Task
Identify the lines holding "Input" and copy them.

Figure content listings
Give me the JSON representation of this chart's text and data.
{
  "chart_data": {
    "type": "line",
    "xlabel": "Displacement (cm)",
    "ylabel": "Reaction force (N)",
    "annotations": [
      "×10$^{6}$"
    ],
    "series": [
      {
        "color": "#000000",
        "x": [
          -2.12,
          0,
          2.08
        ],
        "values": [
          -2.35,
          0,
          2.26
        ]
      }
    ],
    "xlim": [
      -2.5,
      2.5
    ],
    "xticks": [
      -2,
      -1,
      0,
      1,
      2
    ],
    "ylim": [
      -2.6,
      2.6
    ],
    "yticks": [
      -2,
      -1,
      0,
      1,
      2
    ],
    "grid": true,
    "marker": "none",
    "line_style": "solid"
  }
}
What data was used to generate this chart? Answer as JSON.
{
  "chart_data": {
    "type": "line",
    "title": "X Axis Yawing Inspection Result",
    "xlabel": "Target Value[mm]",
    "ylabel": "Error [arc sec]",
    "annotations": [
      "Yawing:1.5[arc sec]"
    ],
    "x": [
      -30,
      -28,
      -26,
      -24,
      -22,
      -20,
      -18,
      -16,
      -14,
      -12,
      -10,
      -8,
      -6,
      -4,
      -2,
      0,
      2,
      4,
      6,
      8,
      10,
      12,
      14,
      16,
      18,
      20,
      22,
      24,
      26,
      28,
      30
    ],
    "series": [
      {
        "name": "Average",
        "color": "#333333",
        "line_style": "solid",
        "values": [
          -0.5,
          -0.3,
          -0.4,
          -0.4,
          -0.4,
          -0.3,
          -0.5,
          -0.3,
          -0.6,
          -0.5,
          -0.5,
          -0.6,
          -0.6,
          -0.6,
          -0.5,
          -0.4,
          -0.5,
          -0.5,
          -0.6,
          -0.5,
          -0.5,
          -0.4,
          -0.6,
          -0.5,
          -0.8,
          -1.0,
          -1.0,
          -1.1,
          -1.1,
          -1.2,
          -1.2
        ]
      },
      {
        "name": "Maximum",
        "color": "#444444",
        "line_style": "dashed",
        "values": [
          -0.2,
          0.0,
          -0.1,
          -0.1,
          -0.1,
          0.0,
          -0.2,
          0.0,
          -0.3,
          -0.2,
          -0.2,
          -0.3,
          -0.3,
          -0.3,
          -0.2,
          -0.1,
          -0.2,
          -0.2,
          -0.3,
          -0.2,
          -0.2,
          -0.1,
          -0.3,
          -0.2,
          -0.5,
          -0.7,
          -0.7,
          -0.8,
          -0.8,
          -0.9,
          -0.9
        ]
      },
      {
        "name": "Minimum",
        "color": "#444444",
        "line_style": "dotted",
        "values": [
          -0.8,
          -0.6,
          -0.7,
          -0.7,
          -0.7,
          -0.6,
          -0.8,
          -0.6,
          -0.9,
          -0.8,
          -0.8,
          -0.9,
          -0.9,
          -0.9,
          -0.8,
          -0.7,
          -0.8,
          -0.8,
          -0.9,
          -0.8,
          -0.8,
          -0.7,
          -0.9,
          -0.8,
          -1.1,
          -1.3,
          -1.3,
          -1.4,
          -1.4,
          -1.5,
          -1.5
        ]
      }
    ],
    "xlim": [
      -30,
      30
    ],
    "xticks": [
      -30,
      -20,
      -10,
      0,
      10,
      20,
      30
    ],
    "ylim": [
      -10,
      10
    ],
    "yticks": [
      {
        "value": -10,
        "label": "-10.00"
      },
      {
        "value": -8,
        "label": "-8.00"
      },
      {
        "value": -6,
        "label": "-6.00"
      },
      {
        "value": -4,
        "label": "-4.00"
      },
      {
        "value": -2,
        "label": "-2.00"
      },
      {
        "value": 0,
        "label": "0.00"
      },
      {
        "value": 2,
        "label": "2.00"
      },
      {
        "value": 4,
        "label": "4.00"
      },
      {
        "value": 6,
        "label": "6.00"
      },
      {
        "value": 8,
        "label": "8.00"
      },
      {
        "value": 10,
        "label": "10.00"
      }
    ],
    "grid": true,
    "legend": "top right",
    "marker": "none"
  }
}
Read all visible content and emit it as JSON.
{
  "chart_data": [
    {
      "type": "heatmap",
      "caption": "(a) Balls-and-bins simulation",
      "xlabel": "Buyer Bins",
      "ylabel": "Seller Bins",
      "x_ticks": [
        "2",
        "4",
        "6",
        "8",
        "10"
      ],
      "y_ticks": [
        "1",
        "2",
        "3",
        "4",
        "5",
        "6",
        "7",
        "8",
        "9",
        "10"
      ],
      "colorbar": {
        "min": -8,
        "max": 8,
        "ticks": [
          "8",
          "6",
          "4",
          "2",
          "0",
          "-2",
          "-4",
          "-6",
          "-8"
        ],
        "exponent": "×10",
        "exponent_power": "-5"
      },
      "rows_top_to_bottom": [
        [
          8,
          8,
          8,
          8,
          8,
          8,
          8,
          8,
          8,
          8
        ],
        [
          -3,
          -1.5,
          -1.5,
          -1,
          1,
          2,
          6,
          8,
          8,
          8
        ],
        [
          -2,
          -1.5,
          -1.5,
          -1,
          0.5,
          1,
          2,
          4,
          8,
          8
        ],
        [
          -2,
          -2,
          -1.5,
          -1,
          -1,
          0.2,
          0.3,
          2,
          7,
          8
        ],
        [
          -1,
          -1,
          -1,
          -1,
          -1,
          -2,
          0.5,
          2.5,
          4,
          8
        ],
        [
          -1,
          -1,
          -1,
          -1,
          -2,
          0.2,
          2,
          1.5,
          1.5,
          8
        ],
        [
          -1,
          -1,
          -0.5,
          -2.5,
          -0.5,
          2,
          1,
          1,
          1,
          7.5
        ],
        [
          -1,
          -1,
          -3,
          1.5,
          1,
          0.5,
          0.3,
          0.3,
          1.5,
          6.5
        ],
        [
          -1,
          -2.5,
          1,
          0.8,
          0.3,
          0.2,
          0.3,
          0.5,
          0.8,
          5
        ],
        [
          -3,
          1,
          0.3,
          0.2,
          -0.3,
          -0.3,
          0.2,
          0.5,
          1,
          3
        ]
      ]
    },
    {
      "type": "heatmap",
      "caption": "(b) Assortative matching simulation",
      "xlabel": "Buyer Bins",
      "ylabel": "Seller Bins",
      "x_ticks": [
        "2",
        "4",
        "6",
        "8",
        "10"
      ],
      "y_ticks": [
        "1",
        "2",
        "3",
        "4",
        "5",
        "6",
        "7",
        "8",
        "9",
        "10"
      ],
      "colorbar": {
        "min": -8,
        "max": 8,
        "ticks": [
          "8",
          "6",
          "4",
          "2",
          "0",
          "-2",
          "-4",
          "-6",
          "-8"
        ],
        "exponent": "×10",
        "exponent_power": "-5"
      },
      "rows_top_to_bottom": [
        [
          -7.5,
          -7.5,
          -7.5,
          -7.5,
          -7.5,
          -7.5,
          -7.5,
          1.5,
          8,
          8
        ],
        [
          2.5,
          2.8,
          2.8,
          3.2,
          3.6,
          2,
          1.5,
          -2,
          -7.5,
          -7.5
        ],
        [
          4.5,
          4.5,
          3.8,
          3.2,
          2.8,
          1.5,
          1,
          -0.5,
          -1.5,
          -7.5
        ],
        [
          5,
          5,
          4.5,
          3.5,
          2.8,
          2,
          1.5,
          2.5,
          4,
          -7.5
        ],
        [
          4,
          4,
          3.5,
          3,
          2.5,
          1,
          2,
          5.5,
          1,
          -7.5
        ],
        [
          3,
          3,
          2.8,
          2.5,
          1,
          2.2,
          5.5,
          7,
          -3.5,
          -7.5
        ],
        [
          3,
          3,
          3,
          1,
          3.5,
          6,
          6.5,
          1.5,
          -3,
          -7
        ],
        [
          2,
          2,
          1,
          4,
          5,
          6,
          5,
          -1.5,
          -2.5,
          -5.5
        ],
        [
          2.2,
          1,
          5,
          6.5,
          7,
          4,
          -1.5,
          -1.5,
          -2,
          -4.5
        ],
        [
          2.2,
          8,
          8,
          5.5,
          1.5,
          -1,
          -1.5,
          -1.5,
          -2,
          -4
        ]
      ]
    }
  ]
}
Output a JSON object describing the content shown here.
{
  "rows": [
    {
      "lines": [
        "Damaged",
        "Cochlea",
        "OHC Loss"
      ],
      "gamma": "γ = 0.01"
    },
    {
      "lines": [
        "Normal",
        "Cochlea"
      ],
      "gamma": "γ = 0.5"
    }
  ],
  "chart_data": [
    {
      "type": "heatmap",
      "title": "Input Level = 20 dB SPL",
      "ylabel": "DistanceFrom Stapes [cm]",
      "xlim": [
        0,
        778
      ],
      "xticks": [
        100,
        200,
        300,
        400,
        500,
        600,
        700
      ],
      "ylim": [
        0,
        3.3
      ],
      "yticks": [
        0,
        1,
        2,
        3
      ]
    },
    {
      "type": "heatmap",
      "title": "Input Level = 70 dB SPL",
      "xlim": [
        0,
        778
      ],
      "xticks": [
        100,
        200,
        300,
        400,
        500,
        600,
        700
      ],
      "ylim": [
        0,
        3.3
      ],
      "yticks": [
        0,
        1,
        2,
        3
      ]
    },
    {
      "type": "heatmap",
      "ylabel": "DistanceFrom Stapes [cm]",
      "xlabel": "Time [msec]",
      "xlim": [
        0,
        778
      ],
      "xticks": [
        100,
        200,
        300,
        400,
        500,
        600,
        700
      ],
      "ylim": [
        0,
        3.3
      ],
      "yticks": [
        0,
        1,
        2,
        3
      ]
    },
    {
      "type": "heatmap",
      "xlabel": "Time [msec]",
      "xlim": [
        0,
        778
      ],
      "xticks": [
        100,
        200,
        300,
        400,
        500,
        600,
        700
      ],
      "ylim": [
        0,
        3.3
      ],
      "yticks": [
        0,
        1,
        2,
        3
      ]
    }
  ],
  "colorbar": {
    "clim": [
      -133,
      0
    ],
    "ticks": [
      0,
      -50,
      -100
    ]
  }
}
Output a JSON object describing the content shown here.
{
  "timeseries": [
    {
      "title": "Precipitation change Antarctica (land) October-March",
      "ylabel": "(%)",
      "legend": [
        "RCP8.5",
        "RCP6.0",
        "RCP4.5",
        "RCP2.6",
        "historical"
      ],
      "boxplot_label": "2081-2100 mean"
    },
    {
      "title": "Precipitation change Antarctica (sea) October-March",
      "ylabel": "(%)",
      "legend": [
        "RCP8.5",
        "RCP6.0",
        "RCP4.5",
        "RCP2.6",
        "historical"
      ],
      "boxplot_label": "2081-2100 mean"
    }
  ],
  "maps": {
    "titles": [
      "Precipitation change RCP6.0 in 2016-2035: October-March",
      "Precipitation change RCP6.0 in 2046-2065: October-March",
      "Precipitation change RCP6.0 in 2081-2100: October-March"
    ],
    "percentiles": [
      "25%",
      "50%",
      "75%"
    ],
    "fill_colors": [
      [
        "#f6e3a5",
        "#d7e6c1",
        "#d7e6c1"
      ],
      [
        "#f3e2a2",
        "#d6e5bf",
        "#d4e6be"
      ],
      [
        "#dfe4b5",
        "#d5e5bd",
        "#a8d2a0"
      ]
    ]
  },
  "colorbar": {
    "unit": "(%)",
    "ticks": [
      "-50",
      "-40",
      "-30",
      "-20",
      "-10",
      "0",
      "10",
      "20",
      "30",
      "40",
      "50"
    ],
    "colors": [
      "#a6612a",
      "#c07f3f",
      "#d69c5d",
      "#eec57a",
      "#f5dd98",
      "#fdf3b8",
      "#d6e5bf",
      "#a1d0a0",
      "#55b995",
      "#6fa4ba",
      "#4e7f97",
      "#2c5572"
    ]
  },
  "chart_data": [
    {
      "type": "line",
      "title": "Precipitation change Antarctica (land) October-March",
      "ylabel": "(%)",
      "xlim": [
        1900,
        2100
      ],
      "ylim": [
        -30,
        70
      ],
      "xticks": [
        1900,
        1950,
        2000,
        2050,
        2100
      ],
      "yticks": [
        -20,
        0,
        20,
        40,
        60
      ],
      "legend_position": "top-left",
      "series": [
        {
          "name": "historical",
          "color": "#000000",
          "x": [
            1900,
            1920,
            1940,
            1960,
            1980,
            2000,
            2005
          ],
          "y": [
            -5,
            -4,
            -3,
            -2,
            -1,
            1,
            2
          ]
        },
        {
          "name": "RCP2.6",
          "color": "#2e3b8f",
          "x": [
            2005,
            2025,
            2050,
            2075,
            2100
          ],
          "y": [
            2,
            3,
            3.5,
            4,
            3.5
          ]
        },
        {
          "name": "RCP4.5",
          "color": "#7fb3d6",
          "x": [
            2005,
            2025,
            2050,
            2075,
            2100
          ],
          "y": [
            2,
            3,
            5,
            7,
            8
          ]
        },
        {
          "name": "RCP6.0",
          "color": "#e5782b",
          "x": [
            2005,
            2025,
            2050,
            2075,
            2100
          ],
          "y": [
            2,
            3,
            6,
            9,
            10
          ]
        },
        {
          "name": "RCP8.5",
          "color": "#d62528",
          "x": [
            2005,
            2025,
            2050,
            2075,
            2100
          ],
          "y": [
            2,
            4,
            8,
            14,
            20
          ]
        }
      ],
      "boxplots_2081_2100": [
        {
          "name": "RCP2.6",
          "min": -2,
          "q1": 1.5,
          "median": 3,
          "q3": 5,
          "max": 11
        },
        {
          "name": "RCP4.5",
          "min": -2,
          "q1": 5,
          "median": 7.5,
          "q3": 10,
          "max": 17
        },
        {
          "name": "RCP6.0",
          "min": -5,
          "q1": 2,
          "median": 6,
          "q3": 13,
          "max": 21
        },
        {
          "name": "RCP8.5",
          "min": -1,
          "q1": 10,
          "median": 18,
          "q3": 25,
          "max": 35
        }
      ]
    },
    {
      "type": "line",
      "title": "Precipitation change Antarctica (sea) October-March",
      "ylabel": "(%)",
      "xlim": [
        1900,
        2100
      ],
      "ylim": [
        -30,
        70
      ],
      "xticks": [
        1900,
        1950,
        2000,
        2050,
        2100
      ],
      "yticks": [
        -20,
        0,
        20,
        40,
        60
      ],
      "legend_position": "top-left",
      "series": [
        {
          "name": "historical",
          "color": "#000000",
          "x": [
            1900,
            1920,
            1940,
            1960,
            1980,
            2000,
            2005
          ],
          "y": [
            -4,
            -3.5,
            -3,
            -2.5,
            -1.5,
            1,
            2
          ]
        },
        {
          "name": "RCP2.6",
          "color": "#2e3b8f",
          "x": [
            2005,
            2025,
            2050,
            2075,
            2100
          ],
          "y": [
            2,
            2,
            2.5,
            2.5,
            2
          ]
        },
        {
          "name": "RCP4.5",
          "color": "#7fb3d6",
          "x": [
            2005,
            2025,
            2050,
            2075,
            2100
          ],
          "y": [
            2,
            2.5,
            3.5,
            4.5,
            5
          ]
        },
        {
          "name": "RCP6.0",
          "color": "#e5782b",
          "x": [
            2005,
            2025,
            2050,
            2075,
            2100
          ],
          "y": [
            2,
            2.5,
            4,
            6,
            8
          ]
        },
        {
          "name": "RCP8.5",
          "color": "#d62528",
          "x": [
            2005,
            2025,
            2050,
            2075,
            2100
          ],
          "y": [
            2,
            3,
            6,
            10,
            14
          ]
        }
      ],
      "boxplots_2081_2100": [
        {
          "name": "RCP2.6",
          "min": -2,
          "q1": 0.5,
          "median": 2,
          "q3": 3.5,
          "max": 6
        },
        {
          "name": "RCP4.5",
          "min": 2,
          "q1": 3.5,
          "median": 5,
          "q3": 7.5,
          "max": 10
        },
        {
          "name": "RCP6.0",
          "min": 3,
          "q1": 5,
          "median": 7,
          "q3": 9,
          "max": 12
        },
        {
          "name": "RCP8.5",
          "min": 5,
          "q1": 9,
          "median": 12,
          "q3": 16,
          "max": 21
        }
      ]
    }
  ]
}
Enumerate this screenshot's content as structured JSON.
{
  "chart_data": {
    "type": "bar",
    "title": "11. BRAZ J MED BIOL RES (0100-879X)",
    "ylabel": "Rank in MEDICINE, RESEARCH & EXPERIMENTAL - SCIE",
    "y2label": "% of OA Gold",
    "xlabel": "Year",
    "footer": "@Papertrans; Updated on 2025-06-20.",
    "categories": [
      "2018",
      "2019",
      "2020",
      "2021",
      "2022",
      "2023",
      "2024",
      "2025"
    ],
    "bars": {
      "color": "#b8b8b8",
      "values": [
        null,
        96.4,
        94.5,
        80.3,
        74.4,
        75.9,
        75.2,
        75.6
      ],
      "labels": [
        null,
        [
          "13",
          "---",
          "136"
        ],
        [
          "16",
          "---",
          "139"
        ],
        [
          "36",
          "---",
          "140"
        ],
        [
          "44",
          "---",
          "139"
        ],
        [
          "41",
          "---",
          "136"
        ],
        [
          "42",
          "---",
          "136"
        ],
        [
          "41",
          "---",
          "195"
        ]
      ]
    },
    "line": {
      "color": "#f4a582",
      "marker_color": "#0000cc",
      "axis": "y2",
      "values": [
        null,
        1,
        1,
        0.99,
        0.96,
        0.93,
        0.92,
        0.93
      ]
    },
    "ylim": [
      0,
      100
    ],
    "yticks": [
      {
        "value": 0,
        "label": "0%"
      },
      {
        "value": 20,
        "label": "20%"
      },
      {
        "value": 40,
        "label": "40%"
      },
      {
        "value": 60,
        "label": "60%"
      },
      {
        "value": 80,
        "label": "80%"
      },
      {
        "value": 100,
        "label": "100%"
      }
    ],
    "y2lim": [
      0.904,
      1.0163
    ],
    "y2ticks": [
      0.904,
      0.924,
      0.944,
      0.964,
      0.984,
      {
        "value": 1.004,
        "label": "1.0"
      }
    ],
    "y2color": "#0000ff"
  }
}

Expected answer
      "title": "Input Level = 20 dB SPL",
      "title": "Input Level = 70 dB SPL",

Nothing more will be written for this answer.